[TEXTAUSZUG]:
Ergänzung, nicht Ersatz
Dr. Andrea Benecke, Präsidentin der Bundespsychotherapeutenkammer, zeichnete für die Psychotherapie ein ähnliches Bild: DiGA könnten hier vor allem ergänzende Funktionen übernehmen, etwa bei der Überbrückung von Wartezeiten, der Nachsorge oder zur Unterstützung während einer laufenden Behandlung. Zugleich bleibe der persönliche Kontakt zentraler Bestandteil jeder Therapie. Ergänzung ja, Ersatz nein: In der Kommunikation zwischen Leistungserbringer:innen, für die Optimierung von Praxisabläufen oder durch die Option der Videotherapie habe die Digitalisierung offensichtliche Vorteile. „Dass wir Psychotherapeutinnen und Psychotherapeuten irgendwann durch eine KI ersetzt werden, sehe ich jedoch nicht“, machte Benecke klar.
In den Praxen des Start-Ups Avi Medical ist KI bereits im Einsatz: Gründer und CCO Julian Kley berichtete von Tests für einen KI-Assistenten, der das Arzt/Patient-Gespräch mithört und Diagnosevorschläge macht. Die Chancen seien enorm: „Wenn die KI weiß, wie der Cholesterinwert vor ein paar Monaten war, wenn sie Zugriff auf den neuesten Befund, aber auch auf alle Vorbefunde und die Familienanamnese hat, werden die Vorschläge intelligenter.“ Worauf Kleys Ausblick hindeutet, ist eine Kombination von KI und ePA.
ePA zwischen Reglement und Nutzbarkeit
Die Befüllung der ePA mit Gesundheits- und Krankheitsdaten ist seit 1. Oktober 2025 für Leistungserbringer: innen verpflichtend – ein wichtiger Schub für das Tool, welches für Sebastian Zilch, Unterabteilungsleiter Digitale Versorgung, gematik beim Bundesministerium für Gesundheit, den Akzent der aktuellen Digitalstrategie der Bundesregierung verdeutlicht: Anders als in den Anfangstagen der Telematikinfrastruktur (TI) – Stichwort Versichertenstammdaten-Management – handele es sich um eine digitale Anwendung mit direkt sichtbarem Mehrwert für die medizinische Behandlung. Eine Herausforderung sei der Spagat zwischen Datenschutz und -sicherheit auf der einen, Nutzbarkeit auf der anderen Seite: Im Vergleich mit anderen europäischen Ländern habe Deutschland für Gesundheitsdaten das höchste Schutzniveau. Dadurch entstünden unweigerlich Nutzungsfragen, etwa „Wie einfach kann ich ein E-Rezept einlösen?“ oder eben: „Wie leicht komme ich an meine elektronische Patientenakte?“
Auch an anderer Stelle wurde eine Spannung zwischen Reglement und Nutzbarkeit deutlich. Scheibe berichtete vom Wunsch vieler Patient:innen mit psychischer Erkrankung, das Einsehen ihrer Daten noch nuancierter freigeben und einschränken zu können. „Ich glaube“, so Zilch, „dass eine solche Komplexität extrem viel von den Menschen verlangt, die die ePA nutzen“, und verwies auf bereits bestehende Möglichkeiten, Leserechte in der ePA einzuschränken.

[AUFGABE 1]: Nenne alle Personen, die im Textauszug über ePA und KI mit Namen vorkommen.
[AUFGABE 2]:
Beantworte mithilfe des Textauszugs diese Fragen:
(a) Welches Amt hat Dr. Andrea Benecke?
(b) Was macht der KI-Assistent, den Avi Medical testet?
(c) Seit wann müssen Leistungserbringer:innen die ePA mit Gesundheits- und Krankheitsdaten befüllen?
[AUFGABE 3]: Erkläre mit dem Textauszug, warum es bei der ePA Fragen zur Nutzbarkeit gibt.
Die Liste nach dem Textauszug braucht man hier nicht.

[DIE DATEN]:
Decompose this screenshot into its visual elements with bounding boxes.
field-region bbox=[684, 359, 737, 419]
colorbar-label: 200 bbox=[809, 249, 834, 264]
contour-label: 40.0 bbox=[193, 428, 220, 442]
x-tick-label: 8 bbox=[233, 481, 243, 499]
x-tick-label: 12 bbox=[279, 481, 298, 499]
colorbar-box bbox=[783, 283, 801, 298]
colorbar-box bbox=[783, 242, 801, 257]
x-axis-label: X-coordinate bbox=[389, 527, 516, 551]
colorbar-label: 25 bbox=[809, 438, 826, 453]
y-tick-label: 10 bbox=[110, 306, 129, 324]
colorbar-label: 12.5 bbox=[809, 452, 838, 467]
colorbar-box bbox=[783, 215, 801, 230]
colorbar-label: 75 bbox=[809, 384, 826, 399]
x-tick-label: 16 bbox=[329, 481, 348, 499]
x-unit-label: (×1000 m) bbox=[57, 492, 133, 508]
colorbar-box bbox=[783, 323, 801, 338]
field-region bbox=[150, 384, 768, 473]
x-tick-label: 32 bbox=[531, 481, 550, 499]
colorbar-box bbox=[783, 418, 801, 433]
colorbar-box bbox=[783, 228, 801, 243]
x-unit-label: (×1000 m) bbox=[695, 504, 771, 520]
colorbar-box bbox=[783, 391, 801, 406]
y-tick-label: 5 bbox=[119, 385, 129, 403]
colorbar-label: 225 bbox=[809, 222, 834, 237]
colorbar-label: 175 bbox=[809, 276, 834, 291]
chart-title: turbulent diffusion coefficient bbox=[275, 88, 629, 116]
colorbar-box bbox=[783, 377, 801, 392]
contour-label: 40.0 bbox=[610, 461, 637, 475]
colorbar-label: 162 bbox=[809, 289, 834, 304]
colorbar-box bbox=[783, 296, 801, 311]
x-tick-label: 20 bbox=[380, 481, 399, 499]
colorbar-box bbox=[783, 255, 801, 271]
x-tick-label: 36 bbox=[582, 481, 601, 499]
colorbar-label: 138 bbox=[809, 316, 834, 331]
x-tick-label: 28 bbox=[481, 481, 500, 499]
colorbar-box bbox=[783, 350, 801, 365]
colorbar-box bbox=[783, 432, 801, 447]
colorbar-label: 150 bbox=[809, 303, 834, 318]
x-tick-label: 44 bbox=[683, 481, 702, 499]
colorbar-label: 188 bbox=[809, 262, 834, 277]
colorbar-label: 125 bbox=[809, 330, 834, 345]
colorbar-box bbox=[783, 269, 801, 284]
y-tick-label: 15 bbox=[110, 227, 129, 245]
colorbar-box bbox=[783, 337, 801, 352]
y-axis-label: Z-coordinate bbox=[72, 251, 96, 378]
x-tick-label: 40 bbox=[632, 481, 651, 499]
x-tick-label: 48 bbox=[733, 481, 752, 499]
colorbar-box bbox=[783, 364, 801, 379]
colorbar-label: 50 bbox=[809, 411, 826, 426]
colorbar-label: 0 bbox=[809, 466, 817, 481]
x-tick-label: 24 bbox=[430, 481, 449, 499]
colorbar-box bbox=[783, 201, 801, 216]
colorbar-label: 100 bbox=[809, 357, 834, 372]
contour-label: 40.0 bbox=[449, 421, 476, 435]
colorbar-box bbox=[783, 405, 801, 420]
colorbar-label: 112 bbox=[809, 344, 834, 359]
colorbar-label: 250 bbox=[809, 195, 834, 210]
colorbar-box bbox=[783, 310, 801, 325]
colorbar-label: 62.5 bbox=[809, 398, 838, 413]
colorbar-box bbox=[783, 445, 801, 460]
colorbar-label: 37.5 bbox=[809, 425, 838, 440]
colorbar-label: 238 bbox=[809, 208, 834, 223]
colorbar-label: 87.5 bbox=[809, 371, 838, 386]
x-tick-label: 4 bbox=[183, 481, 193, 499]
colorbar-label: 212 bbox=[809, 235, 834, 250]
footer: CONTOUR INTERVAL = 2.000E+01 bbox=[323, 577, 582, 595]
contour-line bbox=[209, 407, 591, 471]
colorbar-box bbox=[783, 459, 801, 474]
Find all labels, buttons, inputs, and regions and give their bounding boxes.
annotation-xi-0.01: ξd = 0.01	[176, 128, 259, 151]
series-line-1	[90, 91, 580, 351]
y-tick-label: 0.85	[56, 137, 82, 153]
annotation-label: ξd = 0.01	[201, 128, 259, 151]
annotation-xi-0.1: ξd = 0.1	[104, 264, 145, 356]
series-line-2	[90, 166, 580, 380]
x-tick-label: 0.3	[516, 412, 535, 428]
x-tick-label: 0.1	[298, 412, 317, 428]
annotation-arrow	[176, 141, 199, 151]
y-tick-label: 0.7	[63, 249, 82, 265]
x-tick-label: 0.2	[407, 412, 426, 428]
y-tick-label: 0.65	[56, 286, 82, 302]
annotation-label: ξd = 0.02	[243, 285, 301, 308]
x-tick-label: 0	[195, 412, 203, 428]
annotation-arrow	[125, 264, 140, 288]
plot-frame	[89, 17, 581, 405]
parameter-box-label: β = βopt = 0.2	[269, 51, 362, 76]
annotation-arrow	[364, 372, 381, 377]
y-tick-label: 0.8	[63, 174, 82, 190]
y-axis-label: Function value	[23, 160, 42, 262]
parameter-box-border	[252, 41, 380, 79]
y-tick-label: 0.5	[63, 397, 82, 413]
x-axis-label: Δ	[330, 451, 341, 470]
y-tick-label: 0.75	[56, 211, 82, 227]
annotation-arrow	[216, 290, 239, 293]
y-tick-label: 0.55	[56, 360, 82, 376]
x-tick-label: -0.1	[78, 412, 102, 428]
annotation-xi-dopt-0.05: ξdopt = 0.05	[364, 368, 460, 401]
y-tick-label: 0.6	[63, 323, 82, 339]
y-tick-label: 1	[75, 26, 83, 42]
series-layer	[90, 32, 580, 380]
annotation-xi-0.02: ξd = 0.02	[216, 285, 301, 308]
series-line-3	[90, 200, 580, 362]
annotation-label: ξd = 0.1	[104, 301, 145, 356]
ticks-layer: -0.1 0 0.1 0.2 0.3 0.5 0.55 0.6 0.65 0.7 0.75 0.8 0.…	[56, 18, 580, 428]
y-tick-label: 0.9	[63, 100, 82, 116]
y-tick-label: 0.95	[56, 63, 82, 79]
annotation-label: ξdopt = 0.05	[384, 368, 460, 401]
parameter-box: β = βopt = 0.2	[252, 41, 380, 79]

[ANTWORT 1]: Dr. Andrea Benecke, Julian Kley, Sebastian Zilch, Scheibe

[ANTWORT 2]:
(a) Sie ist Präsidentin der Bundespsychotherapeutenkammer.
(b) Er hört das Gespräch zwischen Arzt und Patient mit und macht Vorschläge für eine Diagnose.
(c) Seit dem 1. Oktober 2025.

[ANTWORT 3]: Deutschland hat im Vergleich mit anderen europäischen Ländern das höchste Schutzniveau für Gesundheitsdaten. Deshalb entstehen Fragen zur Nutzung, etwa wie einfach man ein E-Rezept einlösen kann oder wie leicht man an seine elektronische Patientenakte kommt.